● YOUR OBJECTIVE: Among the entries below, find how many lines carry the word "Citizenship" and state only that figure.

[Figure content listings]
╔══

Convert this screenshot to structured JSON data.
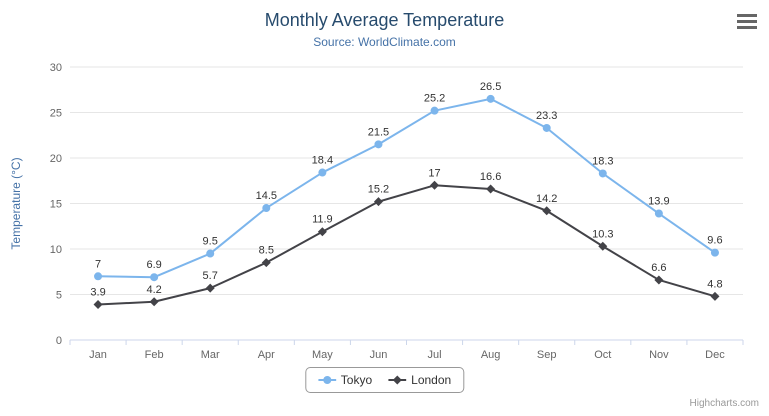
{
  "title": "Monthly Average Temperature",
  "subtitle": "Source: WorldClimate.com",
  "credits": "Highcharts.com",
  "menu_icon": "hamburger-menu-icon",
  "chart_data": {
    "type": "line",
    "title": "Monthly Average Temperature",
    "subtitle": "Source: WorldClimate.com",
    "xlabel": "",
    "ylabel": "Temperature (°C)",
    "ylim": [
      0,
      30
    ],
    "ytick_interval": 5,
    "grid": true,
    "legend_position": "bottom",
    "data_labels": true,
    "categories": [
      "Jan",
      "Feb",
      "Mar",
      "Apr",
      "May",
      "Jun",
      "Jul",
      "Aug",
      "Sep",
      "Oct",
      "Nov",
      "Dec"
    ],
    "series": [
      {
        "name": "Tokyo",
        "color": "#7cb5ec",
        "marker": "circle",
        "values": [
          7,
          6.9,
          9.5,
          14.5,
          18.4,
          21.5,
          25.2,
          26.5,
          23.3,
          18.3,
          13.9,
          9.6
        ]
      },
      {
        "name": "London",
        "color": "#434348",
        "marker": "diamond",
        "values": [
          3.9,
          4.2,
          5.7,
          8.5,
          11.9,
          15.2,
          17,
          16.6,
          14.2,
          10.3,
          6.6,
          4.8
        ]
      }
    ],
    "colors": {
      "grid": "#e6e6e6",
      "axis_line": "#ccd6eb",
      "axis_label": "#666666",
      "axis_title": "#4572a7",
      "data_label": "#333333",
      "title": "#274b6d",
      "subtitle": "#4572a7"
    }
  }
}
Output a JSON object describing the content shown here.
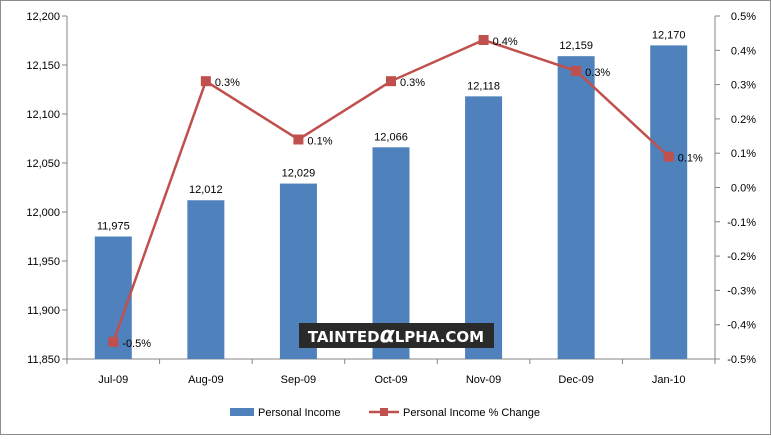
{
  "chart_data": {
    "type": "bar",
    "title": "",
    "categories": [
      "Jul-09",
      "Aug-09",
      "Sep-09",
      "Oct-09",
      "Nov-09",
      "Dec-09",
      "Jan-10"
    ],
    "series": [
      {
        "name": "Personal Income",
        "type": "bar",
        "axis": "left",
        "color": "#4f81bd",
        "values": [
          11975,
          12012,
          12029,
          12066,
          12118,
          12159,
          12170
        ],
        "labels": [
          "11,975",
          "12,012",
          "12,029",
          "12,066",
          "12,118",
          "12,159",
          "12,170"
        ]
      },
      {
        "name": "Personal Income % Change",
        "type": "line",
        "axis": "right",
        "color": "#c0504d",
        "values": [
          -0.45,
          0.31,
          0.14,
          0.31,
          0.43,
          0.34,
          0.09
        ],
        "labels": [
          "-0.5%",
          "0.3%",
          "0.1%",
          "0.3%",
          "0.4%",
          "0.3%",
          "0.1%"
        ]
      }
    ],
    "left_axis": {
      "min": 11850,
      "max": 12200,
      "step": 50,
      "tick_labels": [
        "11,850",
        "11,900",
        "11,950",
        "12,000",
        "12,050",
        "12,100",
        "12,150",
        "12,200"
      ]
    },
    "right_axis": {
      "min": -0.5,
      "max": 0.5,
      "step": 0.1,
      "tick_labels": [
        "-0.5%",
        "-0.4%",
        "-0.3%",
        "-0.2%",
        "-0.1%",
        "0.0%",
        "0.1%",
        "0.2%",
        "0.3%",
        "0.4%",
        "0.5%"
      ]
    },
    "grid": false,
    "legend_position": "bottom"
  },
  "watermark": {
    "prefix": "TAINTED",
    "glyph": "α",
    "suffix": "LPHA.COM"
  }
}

╚══
╔══

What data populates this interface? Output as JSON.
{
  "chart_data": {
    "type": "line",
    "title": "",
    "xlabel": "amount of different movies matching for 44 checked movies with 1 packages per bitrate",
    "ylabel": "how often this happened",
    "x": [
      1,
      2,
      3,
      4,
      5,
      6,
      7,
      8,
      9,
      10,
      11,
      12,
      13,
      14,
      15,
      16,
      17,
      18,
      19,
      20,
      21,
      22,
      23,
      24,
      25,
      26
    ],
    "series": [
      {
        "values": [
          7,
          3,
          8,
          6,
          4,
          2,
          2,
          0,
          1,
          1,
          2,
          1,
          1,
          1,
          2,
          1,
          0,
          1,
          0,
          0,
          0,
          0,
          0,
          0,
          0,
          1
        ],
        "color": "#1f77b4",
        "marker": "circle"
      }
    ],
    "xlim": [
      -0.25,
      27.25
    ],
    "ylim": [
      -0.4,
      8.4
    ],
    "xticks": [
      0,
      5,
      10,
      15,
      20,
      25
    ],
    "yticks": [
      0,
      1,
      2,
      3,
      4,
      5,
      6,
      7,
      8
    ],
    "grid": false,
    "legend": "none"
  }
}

╚══
╔══

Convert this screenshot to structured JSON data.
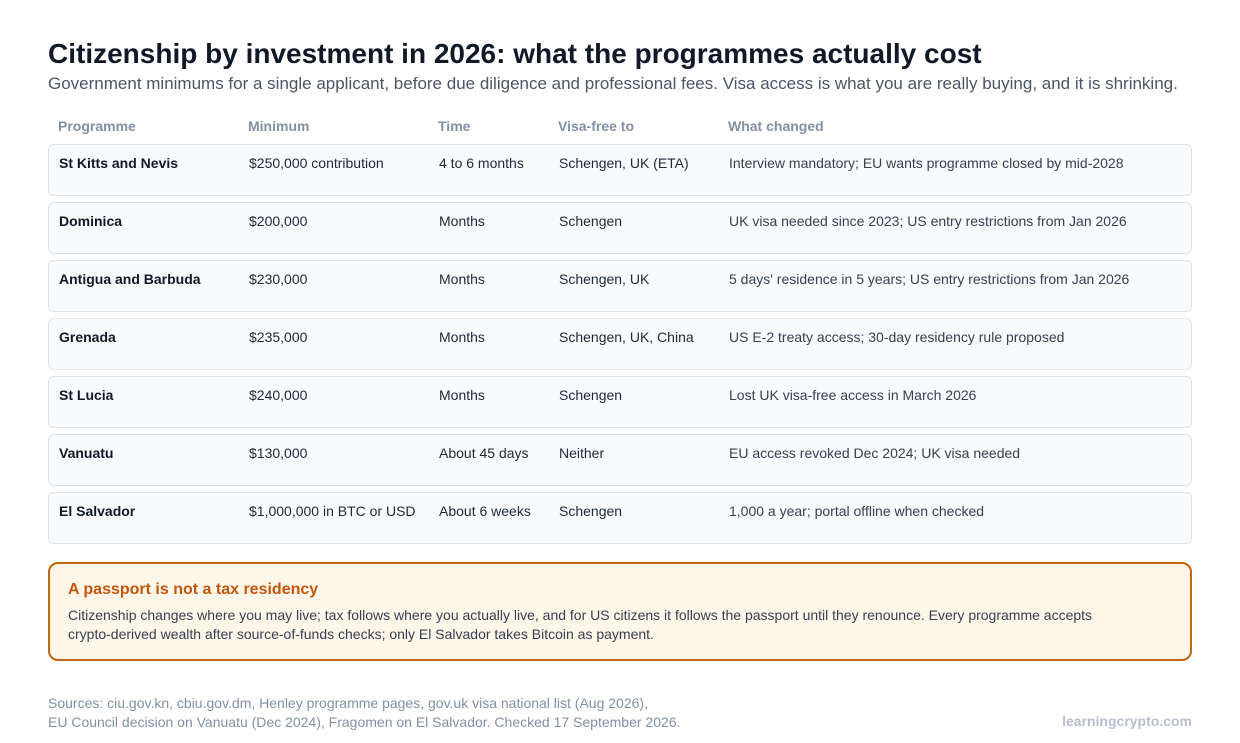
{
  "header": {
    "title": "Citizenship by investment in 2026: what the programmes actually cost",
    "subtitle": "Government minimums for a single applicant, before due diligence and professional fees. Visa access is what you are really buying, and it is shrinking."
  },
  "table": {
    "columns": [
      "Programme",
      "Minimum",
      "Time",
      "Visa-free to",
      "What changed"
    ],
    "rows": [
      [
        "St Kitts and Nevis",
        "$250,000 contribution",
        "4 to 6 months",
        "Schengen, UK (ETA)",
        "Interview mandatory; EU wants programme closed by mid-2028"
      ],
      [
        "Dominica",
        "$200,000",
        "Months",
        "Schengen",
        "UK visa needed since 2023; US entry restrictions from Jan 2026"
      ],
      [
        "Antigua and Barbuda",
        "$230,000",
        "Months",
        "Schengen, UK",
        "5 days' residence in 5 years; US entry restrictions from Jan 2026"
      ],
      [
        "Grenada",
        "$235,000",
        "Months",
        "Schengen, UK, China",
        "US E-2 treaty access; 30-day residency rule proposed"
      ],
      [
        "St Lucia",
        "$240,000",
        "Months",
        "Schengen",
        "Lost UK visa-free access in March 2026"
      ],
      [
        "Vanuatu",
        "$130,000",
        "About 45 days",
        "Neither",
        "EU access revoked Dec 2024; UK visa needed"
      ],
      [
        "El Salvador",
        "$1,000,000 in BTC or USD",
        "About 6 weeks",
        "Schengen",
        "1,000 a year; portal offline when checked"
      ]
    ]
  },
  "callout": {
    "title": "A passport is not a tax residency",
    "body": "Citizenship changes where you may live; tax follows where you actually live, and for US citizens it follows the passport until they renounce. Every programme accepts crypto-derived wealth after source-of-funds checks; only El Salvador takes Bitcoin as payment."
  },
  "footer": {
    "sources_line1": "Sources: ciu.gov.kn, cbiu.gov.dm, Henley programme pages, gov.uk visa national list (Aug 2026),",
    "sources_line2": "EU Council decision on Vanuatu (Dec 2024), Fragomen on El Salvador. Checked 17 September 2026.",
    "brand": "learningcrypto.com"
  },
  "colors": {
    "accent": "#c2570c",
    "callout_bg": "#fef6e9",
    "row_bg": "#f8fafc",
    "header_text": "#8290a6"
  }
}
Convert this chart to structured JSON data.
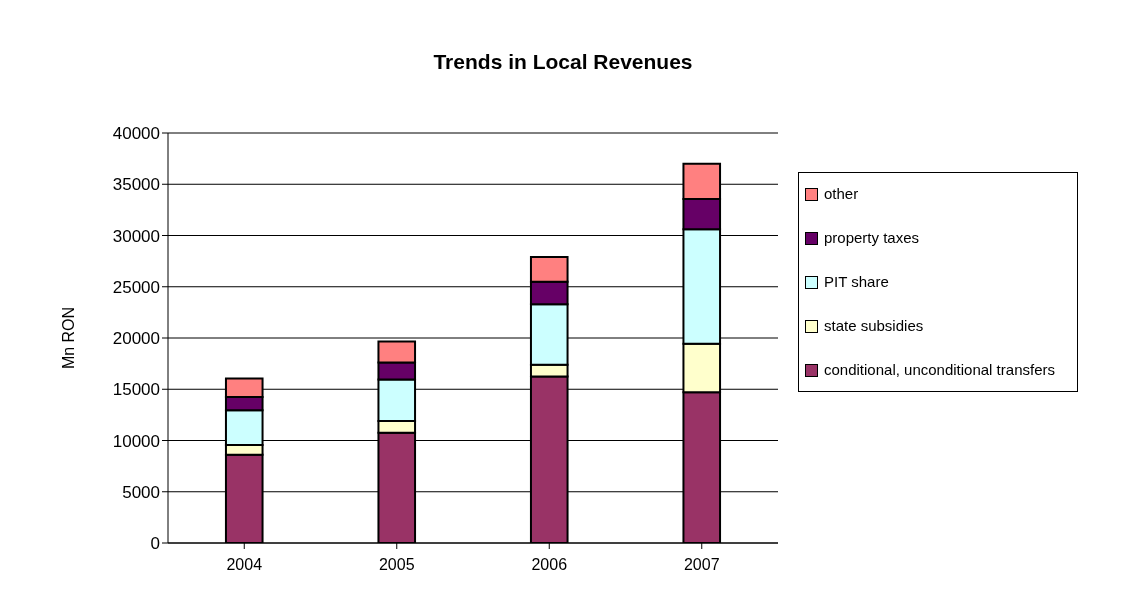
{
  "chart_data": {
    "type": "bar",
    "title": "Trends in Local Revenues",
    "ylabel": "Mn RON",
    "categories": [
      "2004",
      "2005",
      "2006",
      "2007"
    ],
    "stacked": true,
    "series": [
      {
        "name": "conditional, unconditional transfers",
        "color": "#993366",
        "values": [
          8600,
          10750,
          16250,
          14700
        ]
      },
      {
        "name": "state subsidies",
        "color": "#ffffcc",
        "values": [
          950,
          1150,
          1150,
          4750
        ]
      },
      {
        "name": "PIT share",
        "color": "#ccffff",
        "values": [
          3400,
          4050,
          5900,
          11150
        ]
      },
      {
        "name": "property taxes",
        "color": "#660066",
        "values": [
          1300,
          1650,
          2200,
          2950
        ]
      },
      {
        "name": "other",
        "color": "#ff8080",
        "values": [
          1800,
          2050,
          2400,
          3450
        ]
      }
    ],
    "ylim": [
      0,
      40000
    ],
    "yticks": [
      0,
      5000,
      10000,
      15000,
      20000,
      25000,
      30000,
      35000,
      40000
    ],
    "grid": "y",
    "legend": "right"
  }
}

╚══

● RESPONSE TO THE TASK: 2